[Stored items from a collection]
------------

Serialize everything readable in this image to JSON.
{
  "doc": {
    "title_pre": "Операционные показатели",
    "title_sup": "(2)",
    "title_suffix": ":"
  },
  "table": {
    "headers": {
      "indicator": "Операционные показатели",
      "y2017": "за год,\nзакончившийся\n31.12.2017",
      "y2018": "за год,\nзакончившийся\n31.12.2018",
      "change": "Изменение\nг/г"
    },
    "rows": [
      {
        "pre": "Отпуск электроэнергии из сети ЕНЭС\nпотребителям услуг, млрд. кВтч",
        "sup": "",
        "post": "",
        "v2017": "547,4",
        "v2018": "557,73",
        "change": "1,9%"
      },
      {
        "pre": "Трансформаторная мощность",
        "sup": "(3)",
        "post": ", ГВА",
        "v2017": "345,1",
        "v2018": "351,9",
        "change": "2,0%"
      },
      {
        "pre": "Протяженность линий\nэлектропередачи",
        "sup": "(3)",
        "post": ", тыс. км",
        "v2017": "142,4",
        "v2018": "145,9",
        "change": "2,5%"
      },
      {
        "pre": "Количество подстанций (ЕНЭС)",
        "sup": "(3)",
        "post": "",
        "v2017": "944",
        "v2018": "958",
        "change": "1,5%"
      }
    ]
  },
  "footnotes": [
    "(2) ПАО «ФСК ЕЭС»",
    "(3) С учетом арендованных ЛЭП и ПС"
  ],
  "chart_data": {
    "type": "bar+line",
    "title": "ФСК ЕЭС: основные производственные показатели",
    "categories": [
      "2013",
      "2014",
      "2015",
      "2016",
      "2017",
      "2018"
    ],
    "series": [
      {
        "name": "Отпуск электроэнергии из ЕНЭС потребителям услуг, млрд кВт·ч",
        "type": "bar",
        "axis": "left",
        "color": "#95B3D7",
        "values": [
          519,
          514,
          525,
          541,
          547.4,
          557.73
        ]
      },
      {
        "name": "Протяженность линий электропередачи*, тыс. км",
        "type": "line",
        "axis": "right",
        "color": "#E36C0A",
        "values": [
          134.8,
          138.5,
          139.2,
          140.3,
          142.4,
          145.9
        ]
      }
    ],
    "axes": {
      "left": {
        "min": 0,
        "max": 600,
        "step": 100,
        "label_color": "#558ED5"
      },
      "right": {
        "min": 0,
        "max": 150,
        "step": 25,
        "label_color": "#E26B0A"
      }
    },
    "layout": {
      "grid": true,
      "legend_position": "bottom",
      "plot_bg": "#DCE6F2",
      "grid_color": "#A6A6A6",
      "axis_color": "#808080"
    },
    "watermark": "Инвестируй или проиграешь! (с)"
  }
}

------------

_Task statement_
Above are some records. Print them all exactly.

_Full answer_
Serialize everything readable in this image to JSON.
{
  "doc": {
    "title_pre": "Операционные показатели",
    "title_sup": "(2)",
    "title_suffix": ":"
  },
  "table": {
    "headers": {
      "indicator": "Операционные показатели",
      "y2017": "за год,\nзакончившийся\n31.12.2017",
      "y2018": "за год,\nзакончившийся\n31.12.2018",
      "change": "Изменение\nг/г"
    },
    "rows": [
      {
        "pre": "Отпуск электроэнергии из сети ЕНЭС\nпотребителям услуг, млрд. кВтч",
        "sup": "",
        "post": "",
        "v2017": "547,4",
        "v2018": "557,73",
        "change": "1,9%"
      },
      {
        "pre": "Трансформаторная мощность",
        "sup": "(3)",
        "post": ", ГВА",
        "v2017": "345,1",
        "v2018": "351,9",
        "change": "2,0%"
      },
      {
        "pre": "Протяженность линий\nэлектропередачи",
        "sup": "(3)",
        "post": ", тыс. км",
        "v2017": "142,4",
        "v2018": "145,9",
        "change": "2,5%"
      },
      {
        "pre": "Количество подстанций (ЕНЭС)",
        "sup": "(3)",
        "post": "",
        "v2017": "944",
        "v2018": "958",
        "change": "1,5%"
      }
    ]
  },
  "footnotes": [
    "(2) ПАО «ФСК ЕЭС»",
    "(3) С учетом арендованных ЛЭП и ПС"
  ],
  "chart_data": {
    "type": "bar+line",
    "title": "ФСК ЕЭС: основные производственные показатели",
    "categories": [
      "2013",
      "2014",
      "2015",
      "2016",
      "2017",
      "2018"
    ],
    "series": [
      {
        "name": "Отпуск электроэнергии из ЕНЭС потребителям услуг, млрд кВт·ч",
        "type": "bar",
        "axis": "left",
        "color": "#95B3D7",
        "values": [
          519,
          514,
          525,
          541,
          547.4,
          557.73
        ]
      },
      {
        "name": "Протяженность линий электропередачи*, тыс. км",
        "type": "line",
        "axis": "right",
        "color": "#E36C0A",
        "values": [
          134.8,
          138.5,
          139.2,
          140.3,
          142.4,
          145.9
        ]
      }
    ],
    "axes": {
      "left": {
        "min": 0,
        "max": 600,
        "step": 100,
        "label_color": "#558ED5"
      },
      "right": {
        "min": 0,
        "max": 150,
        "step": 25,
        "label_color": "#E26B0A"
      }
    },
    "layout": {
      "grid": true,
      "legend_position": "bottom",
      "plot_bg": "#DCE6F2",
      "grid_color": "#A6A6A6",
      "axis_color": "#808080"
    },
    "watermark": "Инвестируй или проиграешь! (с)"
  }
}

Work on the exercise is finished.